- [Data rows]:
-- Begin --

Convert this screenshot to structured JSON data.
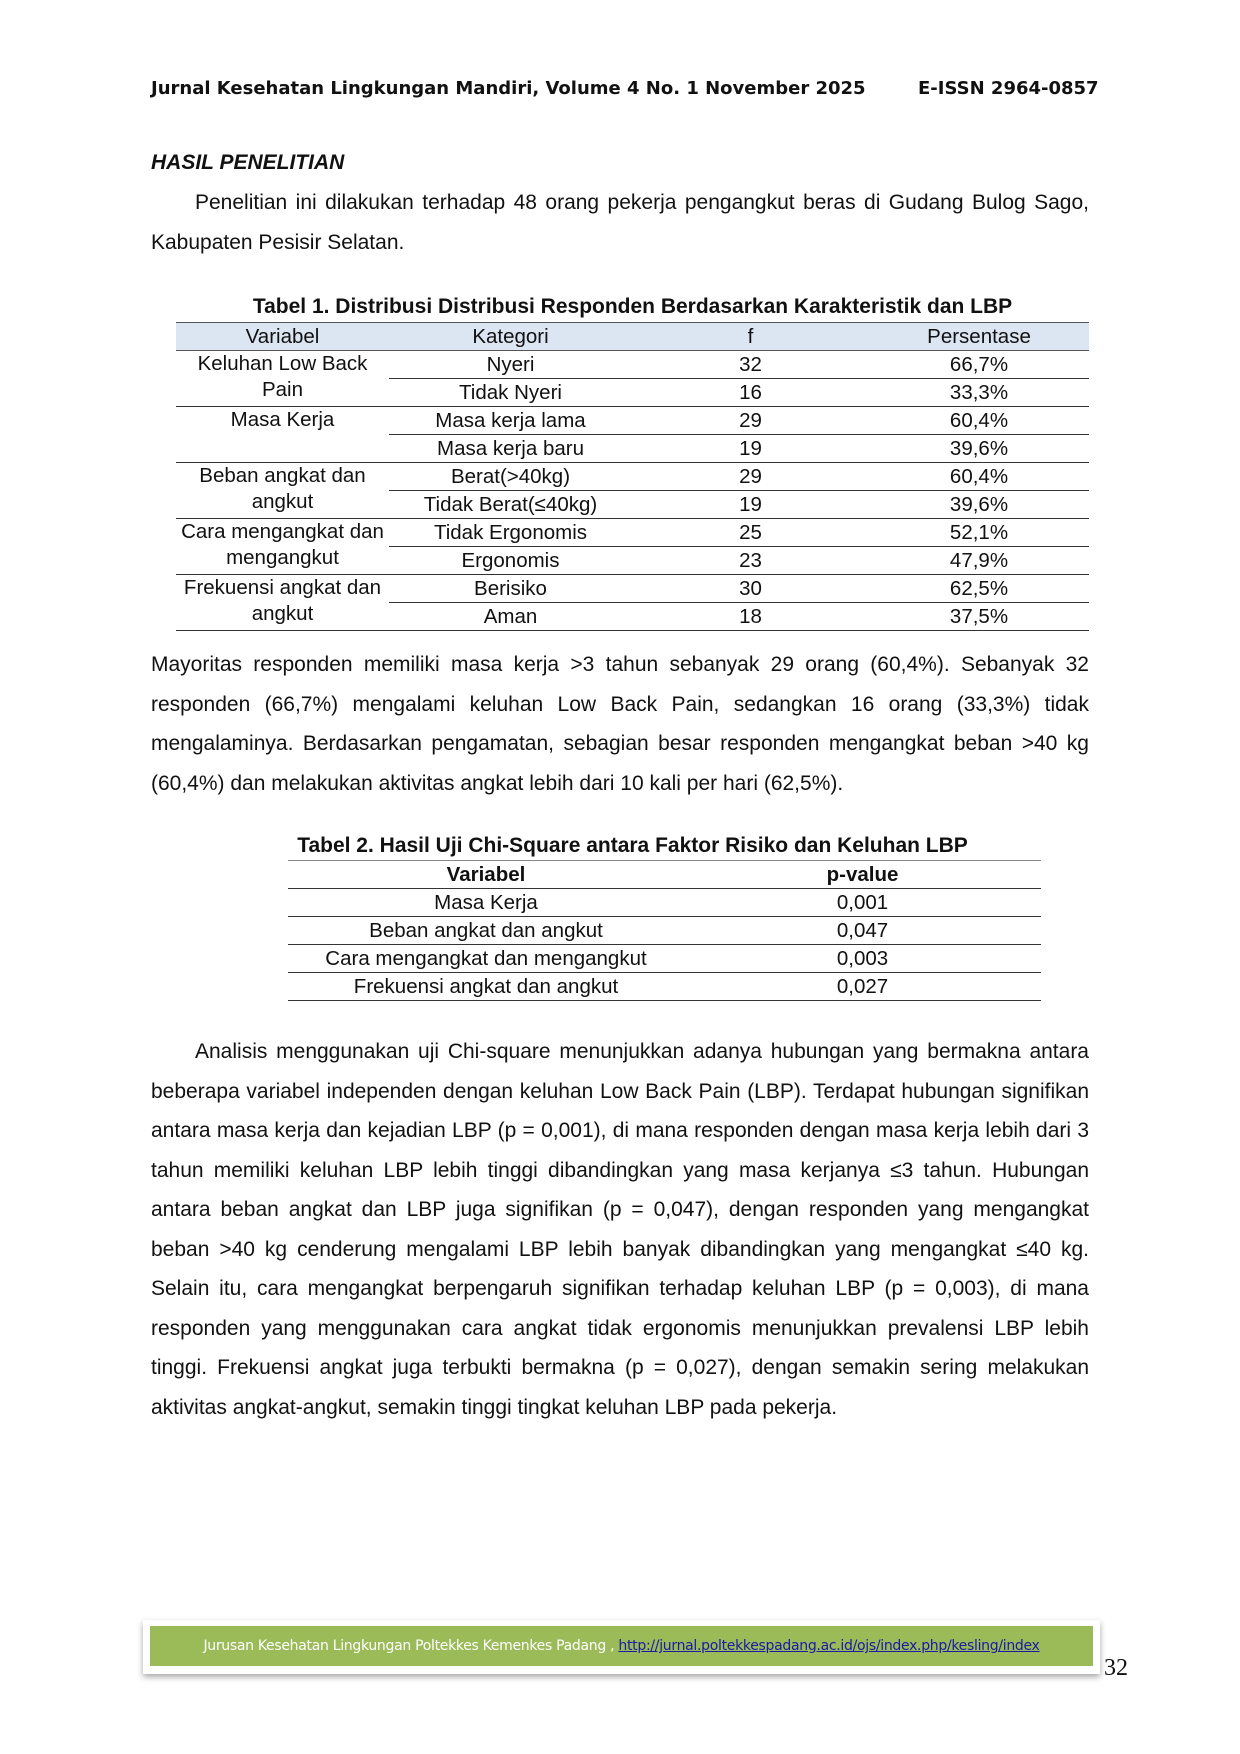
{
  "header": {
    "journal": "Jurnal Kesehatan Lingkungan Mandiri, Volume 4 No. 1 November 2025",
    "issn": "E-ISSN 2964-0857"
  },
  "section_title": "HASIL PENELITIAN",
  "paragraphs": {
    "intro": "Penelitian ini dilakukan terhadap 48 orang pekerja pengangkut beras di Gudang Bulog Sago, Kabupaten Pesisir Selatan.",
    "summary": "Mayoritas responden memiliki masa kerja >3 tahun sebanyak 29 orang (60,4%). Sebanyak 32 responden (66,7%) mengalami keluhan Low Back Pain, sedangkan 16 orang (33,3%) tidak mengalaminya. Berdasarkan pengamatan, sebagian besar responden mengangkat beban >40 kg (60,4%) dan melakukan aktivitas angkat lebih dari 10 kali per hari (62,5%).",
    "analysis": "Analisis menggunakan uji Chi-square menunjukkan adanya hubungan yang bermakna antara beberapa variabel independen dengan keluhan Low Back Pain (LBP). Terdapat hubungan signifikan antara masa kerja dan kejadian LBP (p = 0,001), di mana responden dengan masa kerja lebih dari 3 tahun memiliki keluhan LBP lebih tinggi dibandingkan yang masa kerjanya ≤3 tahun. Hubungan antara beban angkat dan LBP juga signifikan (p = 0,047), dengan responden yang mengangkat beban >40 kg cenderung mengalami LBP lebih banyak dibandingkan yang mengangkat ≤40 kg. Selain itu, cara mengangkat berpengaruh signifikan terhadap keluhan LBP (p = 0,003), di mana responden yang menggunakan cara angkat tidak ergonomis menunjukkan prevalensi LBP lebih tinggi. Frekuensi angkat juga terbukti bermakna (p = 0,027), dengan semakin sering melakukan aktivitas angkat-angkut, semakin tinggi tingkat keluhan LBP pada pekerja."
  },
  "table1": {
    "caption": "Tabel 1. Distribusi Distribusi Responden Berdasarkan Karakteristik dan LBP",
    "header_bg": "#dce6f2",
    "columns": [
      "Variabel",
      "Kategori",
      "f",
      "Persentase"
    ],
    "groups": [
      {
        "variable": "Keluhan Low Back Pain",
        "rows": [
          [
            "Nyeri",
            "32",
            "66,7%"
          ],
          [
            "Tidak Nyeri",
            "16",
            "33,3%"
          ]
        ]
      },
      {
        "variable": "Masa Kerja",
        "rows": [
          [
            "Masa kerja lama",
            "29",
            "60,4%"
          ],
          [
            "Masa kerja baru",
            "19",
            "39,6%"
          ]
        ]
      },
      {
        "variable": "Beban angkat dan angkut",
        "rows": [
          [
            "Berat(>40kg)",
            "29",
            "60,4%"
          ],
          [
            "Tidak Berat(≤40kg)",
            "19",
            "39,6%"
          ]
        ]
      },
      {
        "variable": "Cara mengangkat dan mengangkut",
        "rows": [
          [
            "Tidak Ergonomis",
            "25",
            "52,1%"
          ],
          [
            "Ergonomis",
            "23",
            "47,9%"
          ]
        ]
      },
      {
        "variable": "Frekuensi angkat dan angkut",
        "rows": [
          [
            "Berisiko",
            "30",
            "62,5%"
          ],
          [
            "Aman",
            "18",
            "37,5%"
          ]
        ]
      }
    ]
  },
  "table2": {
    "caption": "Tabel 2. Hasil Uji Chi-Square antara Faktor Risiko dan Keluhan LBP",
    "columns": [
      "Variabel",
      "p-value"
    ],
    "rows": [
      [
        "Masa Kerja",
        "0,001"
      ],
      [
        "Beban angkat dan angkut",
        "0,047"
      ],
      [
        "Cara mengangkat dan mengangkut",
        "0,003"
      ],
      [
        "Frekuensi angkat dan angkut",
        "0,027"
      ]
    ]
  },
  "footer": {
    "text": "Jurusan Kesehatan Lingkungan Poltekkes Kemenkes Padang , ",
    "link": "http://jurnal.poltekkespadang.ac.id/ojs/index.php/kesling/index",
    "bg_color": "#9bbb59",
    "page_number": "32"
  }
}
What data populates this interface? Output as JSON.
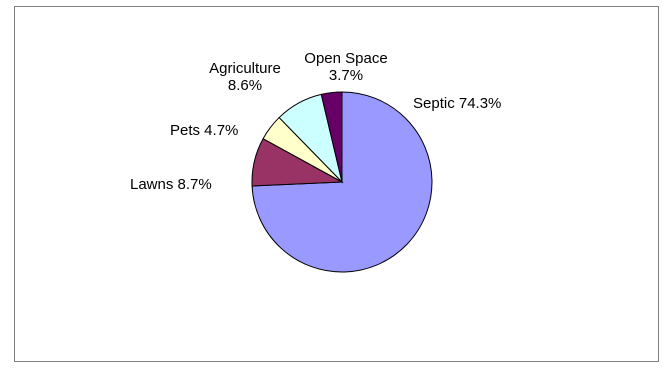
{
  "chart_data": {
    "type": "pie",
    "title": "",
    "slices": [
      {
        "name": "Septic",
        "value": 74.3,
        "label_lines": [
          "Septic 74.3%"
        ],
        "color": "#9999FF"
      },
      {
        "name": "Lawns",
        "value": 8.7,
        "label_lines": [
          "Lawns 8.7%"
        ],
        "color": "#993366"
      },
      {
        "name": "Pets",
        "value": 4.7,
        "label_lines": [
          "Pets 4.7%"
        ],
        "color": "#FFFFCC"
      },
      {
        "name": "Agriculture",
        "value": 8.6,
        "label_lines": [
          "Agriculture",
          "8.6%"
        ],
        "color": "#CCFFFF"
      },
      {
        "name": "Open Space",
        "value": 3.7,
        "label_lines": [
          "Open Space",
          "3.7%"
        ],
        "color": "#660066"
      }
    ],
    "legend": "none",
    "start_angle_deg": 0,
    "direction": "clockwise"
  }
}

-- End --

- [Exercise task]: Generate a word-for-word copy of the preceding records, excluding all pictures.

- [Problem solution]:
Convert this screenshot to structured JSON data.
{
  "header": {
    "journal": "Jurnal Kesehatan Lingkungan Mandiri, Volume 4 No. 1 November 2025",
    "issn": "E-ISSN 2964-0857"
  },
  "section_title": "HASIL PENELITIAN",
  "paragraphs": {
    "intro": "Penelitian ini dilakukan terhadap 48 orang pekerja pengangkut beras di Gudang Bulog Sago, Kabupaten Pesisir Selatan.",
    "summary": "Mayoritas responden memiliki masa kerja >3 tahun sebanyak 29 orang (60,4%). Sebanyak 32 responden (66,7%) mengalami keluhan Low Back Pain, sedangkan 16 orang (33,3%) tidak mengalaminya. Berdasarkan pengamatan, sebagian besar responden mengangkat beban >40 kg (60,4%) dan melakukan aktivitas angkat lebih dari 10 kali per hari (62,5%).",
    "analysis": "Analisis menggunakan uji Chi-square menunjukkan adanya hubungan yang bermakna antara beberapa variabel independen dengan keluhan Low Back Pain (LBP). Terdapat hubungan signifikan antara masa kerja dan kejadian LBP (p = 0,001), di mana responden dengan masa kerja lebih dari 3 tahun memiliki keluhan LBP lebih tinggi dibandingkan yang masa kerjanya ≤3 tahun. Hubungan antara beban angkat dan LBP juga signifikan (p = 0,047), dengan responden yang mengangkat beban >40 kg cenderung mengalami LBP lebih banyak dibandingkan yang mengangkat ≤40 kg. Selain itu, cara mengangkat berpengaruh signifikan terhadap keluhan LBP (p = 0,003), di mana responden yang menggunakan cara angkat tidak ergonomis menunjukkan prevalensi LBP lebih tinggi. Frekuensi angkat juga terbukti bermakna (p = 0,027), dengan semakin sering melakukan aktivitas angkat-angkut, semakin tinggi tingkat keluhan LBP pada pekerja."
  },
  "table1": {
    "caption": "Tabel 1. Distribusi Distribusi Responden Berdasarkan Karakteristik dan LBP",
    "header_bg": "#dce6f2",
    "columns": [
      "Variabel",
      "Kategori",
      "f",
      "Persentase"
    ],
    "groups": [
      {
        "variable": "Keluhan Low Back Pain",
        "rows": [
          [
            "Nyeri",
            "32",
            "66,7%"
          ],
          [
            "Tidak Nyeri",
            "16",
            "33,3%"
          ]
        ]
      },
      {
        "variable": "Masa Kerja",
        "rows": [
          [
            "Masa kerja lama",
            "29",
            "60,4%"
          ],
          [
            "Masa kerja baru",
            "19",
            "39,6%"
          ]
        ]
      },
      {
        "variable": "Beban angkat dan angkut",
        "rows": [
          [
            "Berat(>40kg)",
            "29",
            "60,4%"
          ],
          [
            "Tidak Berat(≤40kg)",
            "19",
            "39,6%"
          ]
        ]
      },
      {
        "variable": "Cara mengangkat dan mengangkut",
        "rows": [
          [
            "Tidak Ergonomis",
            "25",
            "52,1%"
          ],
          [
            "Ergonomis",
            "23",
            "47,9%"
          ]
        ]
      },
      {
        "variable": "Frekuensi angkat dan angkut",
        "rows": [
          [
            "Berisiko",
            "30",
            "62,5%"
          ],
          [
            "Aman",
            "18",
            "37,5%"
          ]
        ]
      }
    ]
  },
  "table2": {
    "caption": "Tabel 2. Hasil Uji Chi-Square antara Faktor Risiko dan Keluhan LBP",
    "columns": [
      "Variabel",
      "p-value"
    ],
    "rows": [
      [
        "Masa Kerja",
        "0,001"
      ],
      [
        "Beban angkat dan angkut",
        "0,047"
      ],
      [
        "Cara mengangkat dan mengangkut",
        "0,003"
      ],
      [
        "Frekuensi angkat dan angkut",
        "0,027"
      ]
    ]
  },
  "footer": {
    "text": "Jurusan Kesehatan Lingkungan Poltekkes Kemenkes Padang , ",
    "link": "http://jurnal.poltekkespadang.ac.id/ojs/index.php/kesling/index",
    "bg_color": "#9bbb59",
    "page_number": "32"
  }
}
What data populates this interface? Output as JSON.
{
  "chart_data": {
    "type": "pie",
    "title": "",
    "slices": [
      {
        "name": "Septic",
        "value": 74.3,
        "label_lines": [
          "Septic 74.3%"
        ],
        "color": "#9999FF"
      },
      {
        "name": "Lawns",
        "value": 8.7,
        "label_lines": [
          "Lawns 8.7%"
        ],
        "color": "#993366"
      },
      {
        "name": "Pets",
        "value": 4.7,
        "label_lines": [
          "Pets 4.7%"
        ],
        "color": "#FFFFCC"
      },
      {
        "name": "Agriculture",
        "value": 8.6,
        "label_lines": [
          "Agriculture",
          "8.6%"
        ],
        "color": "#CCFFFF"
      },
      {
        "name": "Open Space",
        "value": 3.7,
        "label_lines": [
          "Open Space",
          "3.7%"
        ],
        "color": "#660066"
      }
    ],
    "legend": "none",
    "start_angle_deg": 0,
    "direction": "clockwise"
  }
}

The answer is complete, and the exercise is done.